## INSTRUCTION:
Return the whole listing, line for line, without the pictures in it.

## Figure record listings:
<<<<
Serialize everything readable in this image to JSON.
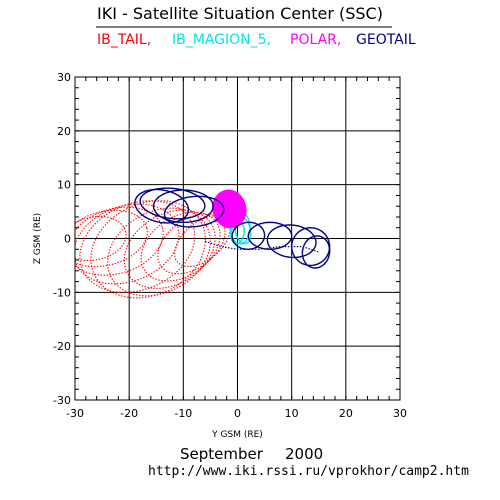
{
  "header": {
    "title": "IKI - Satellite Situation Center (SSC)"
  },
  "legend": [
    {
      "label": "IB_TAIL,",
      "color": "#ff0000"
    },
    {
      "label": "IB_MAGION_5,",
      "color": "#00e5ee"
    },
    {
      "label": "POLAR,",
      "color": "#ff00ff"
    },
    {
      "label": "GEOTAIL",
      "color": "#000080"
    }
  ],
  "footer": {
    "month": "September",
    "year": "2000",
    "url": "http://www.iki.rssi.ru/vprokhor/camp2.htm"
  },
  "chart_data": {
    "type": "line",
    "xlabel": "Y GSM (RE)",
    "ylabel": "Z GSM (RE)",
    "xlim": [
      -30,
      30
    ],
    "ylim": [
      -30,
      30
    ],
    "xticks": [
      -30,
      -20,
      -10,
      0,
      10,
      20,
      30
    ],
    "yticks": [
      -30,
      -20,
      -10,
      0,
      10,
      20,
      30
    ],
    "xtick_labels": [
      "-30",
      "-20",
      "-10",
      "0",
      "10",
      "20",
      "30"
    ],
    "ytick_labels": [
      "-30",
      "-20",
      "-10",
      "0",
      "10",
      "20",
      "30"
    ],
    "grid": true,
    "series": [
      {
        "name": "IB_TAIL",
        "color": "#ff0000",
        "style": "dotted-loops",
        "loops": [
          {
            "center": [
              -26.5,
              0
            ],
            "ry": 6,
            "rz": 4.0,
            "tilt": 0.2
          },
          {
            "center": [
              -24.5,
              0
            ],
            "ry": 8,
            "rz": 5.0,
            "tilt": 0.25
          },
          {
            "center": [
              -22.5,
              -0.5
            ],
            "ry": 9,
            "rz": 6.0,
            "tilt": 0.3
          },
          {
            "center": [
              -20.5,
              -1.0
            ],
            "ry": 10,
            "rz": 7.0,
            "tilt": 0.35
          },
          {
            "center": [
              -18.5,
              -1.5
            ],
            "ry": 11,
            "rz": 8.0,
            "tilt": 0.4
          },
          {
            "center": [
              -16.5,
              -2.0
            ],
            "ry": 11,
            "rz": 8.5,
            "tilt": 0.45
          },
          {
            "center": [
              -14.5,
              -2.5
            ],
            "ry": 10,
            "rz": 7.5,
            "tilt": 0.5
          },
          {
            "center": [
              -12.5,
              -2.0
            ],
            "ry": 9,
            "rz": 6.5,
            "tilt": 0.55
          },
          {
            "center": [
              -10.5,
              -1.5
            ],
            "ry": 8,
            "rz": 5.5,
            "tilt": 0.6
          },
          {
            "center": [
              -8.5,
              -1.0
            ],
            "ry": 7,
            "rz": 4.5,
            "tilt": 0.65
          },
          {
            "center": [
              -6.5,
              -0.5
            ],
            "ry": 6,
            "rz": 3.5,
            "tilt": 0.7
          }
        ]
      },
      {
        "name": "IB_MAGION_5",
        "color": "#00e5ee",
        "style": "solid-loops",
        "loops": [
          {
            "center": [
              0.5,
              2.0
            ],
            "ry": 1.8,
            "rz": 3.0,
            "tilt": 0.0
          },
          {
            "center": [
              1.0,
              1.5
            ],
            "ry": 1.4,
            "rz": 2.5,
            "tilt": 0.2
          },
          {
            "center": [
              0.0,
              1.0
            ],
            "ry": 1.2,
            "rz": 2.0,
            "tilt": -0.2
          }
        ]
      },
      {
        "name": "POLAR",
        "color": "#ff00ff",
        "style": "dense-blob",
        "blob": {
          "center": [
            -1.5,
            5.5
          ],
          "ry": 3.0,
          "rz": 3.5
        }
      },
      {
        "name": "GEOTAIL",
        "color": "#000080",
        "style": "solid-loops",
        "loops": [
          {
            "center": [
              -14.0,
              6.0
            ],
            "ry": 5.0,
            "rz": 3.0,
            "tilt": -0.2
          },
          {
            "center": [
              -12.0,
              6.5
            ],
            "ry": 6.0,
            "rz": 2.8,
            "tilt": -0.1
          },
          {
            "center": [
              -10.0,
              6.0
            ],
            "ry": 5.5,
            "rz": 3.0,
            "tilt": 0.0
          },
          {
            "center": [
              -8.0,
              5.0
            ],
            "ry": 5.5,
            "rz": 2.8,
            "tilt": 0.1
          },
          {
            "center": [
              2.0,
              0.5
            ],
            "ry": 3.0,
            "rz": 2.5,
            "tilt": 0.1
          },
          {
            "center": [
              6.0,
              0.5
            ],
            "ry": 4.0,
            "rz": 2.5,
            "tilt": 0.0
          },
          {
            "center": [
              10.0,
              -0.5
            ],
            "ry": 4.5,
            "rz": 3.0,
            "tilt": -0.1
          },
          {
            "center": [
              13.5,
              -1.5
            ],
            "ry": 3.5,
            "rz": 3.5,
            "tilt": -0.2
          },
          {
            "center": [
              14.5,
              -2.5
            ],
            "ry": 2.5,
            "rz": 3.0,
            "tilt": -0.2
          }
        ],
        "bridge": [
          [
            -6.0,
            -0.5
          ],
          [
            -3.0,
            -1.5
          ],
          [
            0.0,
            -2.0
          ],
          [
            4.0,
            -2.0
          ],
          [
            8.0,
            -1.5
          ],
          [
            12.0,
            -1.5
          ],
          [
            15.0,
            -2.5
          ]
        ]
      }
    ]
  }
}
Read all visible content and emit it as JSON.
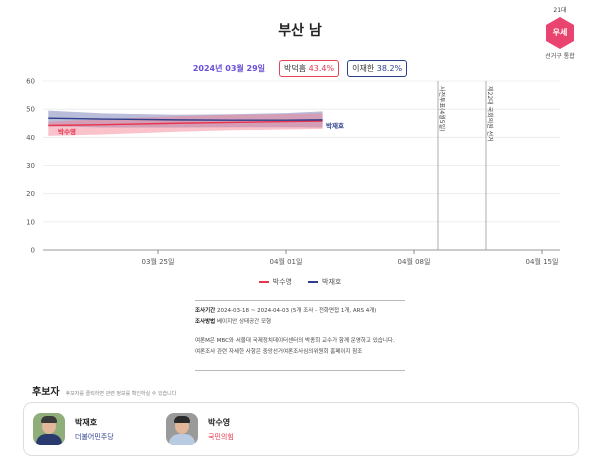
>>>>
## FULL SOLUTION:
Serialize everything readable in this image to JSON.
{
  "header": {
    "title": "IKI - Satellite Situation Center (SSC)"
  },
  "legend": [
    {
      "label": "IB_TAIL,",
      "color": "#ff0000"
    },
    {
      "label": "IB_MAGION_5,",
      "color": "#00e5ee"
    },
    {
      "label": "POLAR,",
      "color": "#ff00ff"
    },
    {
      "label": "GEOTAIL",
      "color": "#000080"
    }
  ],
  "footer": {
    "month": "September",
    "year": "2000",
    "url": "http://www.iki.rssi.ru/vprokhor/camp2.htm"
  },
  "chart_data": {
    "type": "line",
    "xlabel": "Y GSM (RE)",
    "ylabel": "Z GSM (RE)",
    "xlim": [
      -30,
      30
    ],
    "ylim": [
      -30,
      30
    ],
    "xticks": [
      -30,
      -20,
      -10,
      0,
      10,
      20,
      30
    ],
    "yticks": [
      -30,
      -20,
      -10,
      0,
      10,
      20,
      30
    ],
    "xtick_labels": [
      "-30",
      "-20",
      "-10",
      "0",
      "10",
      "20",
      "30"
    ],
    "ytick_labels": [
      "-30",
      "-20",
      "-10",
      "0",
      "10",
      "20",
      "30"
    ],
    "grid": true,
    "series": [
      {
        "name": "IB_TAIL",
        "color": "#ff0000",
        "style": "dotted-loops",
        "loops": [
          {
            "center": [
              -26.5,
              0
            ],
            "ry": 6,
            "rz": 4.0,
            "tilt": 0.2
          },
          {
            "center": [
              -24.5,
              0
            ],
            "ry": 8,
            "rz": 5.0,
            "tilt": 0.25
          },
          {
            "center": [
              -22.5,
              -0.5
            ],
            "ry": 9,
            "rz": 6.0,
            "tilt": 0.3
          },
          {
            "center": [
              -20.5,
              -1.0
            ],
            "ry": 10,
            "rz": 7.0,
            "tilt": 0.35
          },
          {
            "center": [
              -18.5,
              -1.5
            ],
            "ry": 11,
            "rz": 8.0,
            "tilt": 0.4
          },
          {
            "center": [
              -16.5,
              -2.0
            ],
            "ry": 11,
            "rz": 8.5,
            "tilt": 0.45
          },
          {
            "center": [
              -14.5,
              -2.5
            ],
            "ry": 10,
            "rz": 7.5,
            "tilt": 0.5
          },
          {
            "center": [
              -12.5,
              -2.0
            ],
            "ry": 9,
            "rz": 6.5,
            "tilt": 0.55
          },
          {
            "center": [
              -10.5,
              -1.5
            ],
            "ry": 8,
            "rz": 5.5,
            "tilt": 0.6
          },
          {
            "center": [
              -8.5,
              -1.0
            ],
            "ry": 7,
            "rz": 4.5,
            "tilt": 0.65
          },
          {
            "center": [
              -6.5,
              -0.5
            ],
            "ry": 6,
            "rz": 3.5,
            "tilt": 0.7
          }
        ]
      },
      {
        "name": "IB_MAGION_5",
        "color": "#00e5ee",
        "style": "solid-loops",
        "loops": [
          {
            "center": [
              0.5,
              2.0
            ],
            "ry": 1.8,
            "rz": 3.0,
            "tilt": 0.0
          },
          {
            "center": [
              1.0,
              1.5
            ],
            "ry": 1.4,
            "rz": 2.5,
            "tilt": 0.2
          },
          {
            "center": [
              0.0,
              1.0
            ],
            "ry": 1.2,
            "rz": 2.0,
            "tilt": -0.2
          }
        ]
      },
      {
        "name": "POLAR",
        "color": "#ff00ff",
        "style": "dense-blob",
        "blob": {
          "center": [
            -1.5,
            5.5
          ],
          "ry": 3.0,
          "rz": 3.5
        }
      },
      {
        "name": "GEOTAIL",
        "color": "#000080",
        "style": "solid-loops",
        "loops": [
          {
            "center": [
              -14.0,
              6.0
            ],
            "ry": 5.0,
            "rz": 3.0,
            "tilt": -0.2
          },
          {
            "center": [
              -12.0,
              6.5
            ],
            "ry": 6.0,
            "rz": 2.8,
            "tilt": -0.1
          },
          {
            "center": [
              -10.0,
              6.0
            ],
            "ry": 5.5,
            "rz": 3.0,
            "tilt": 0.0
          },
          {
            "center": [
              -8.0,
              5.0
            ],
            "ry": 5.5,
            "rz": 2.8,
            "tilt": 0.1
          },
          {
            "center": [
              2.0,
              0.5
            ],
            "ry": 3.0,
            "rz": 2.5,
            "tilt": 0.1
          },
          {
            "center": [
              6.0,
              0.5
            ],
            "ry": 4.0,
            "rz": 2.5,
            "tilt": 0.0
          },
          {
            "center": [
              10.0,
              -0.5
            ],
            "ry": 4.5,
            "rz": 3.0,
            "tilt": -0.1
          },
          {
            "center": [
              13.5,
              -1.5
            ],
            "ry": 3.5,
            "rz": 3.5,
            "tilt": -0.2
          },
          {
            "center": [
              14.5,
              -2.5
            ],
            "ry": 2.5,
            "rz": 3.0,
            "tilt": -0.2
          }
        ],
        "bridge": [
          [
            -6.0,
            -0.5
          ],
          [
            -3.0,
            -1.5
          ],
          [
            0.0,
            -2.0
          ],
          [
            4.0,
            -2.0
          ],
          [
            8.0,
            -1.5
          ],
          [
            12.0,
            -1.5
          ],
          [
            15.0,
            -2.5
          ]
        ]
      }
    ]
  }
}
Read all visible content and emit it as JSON.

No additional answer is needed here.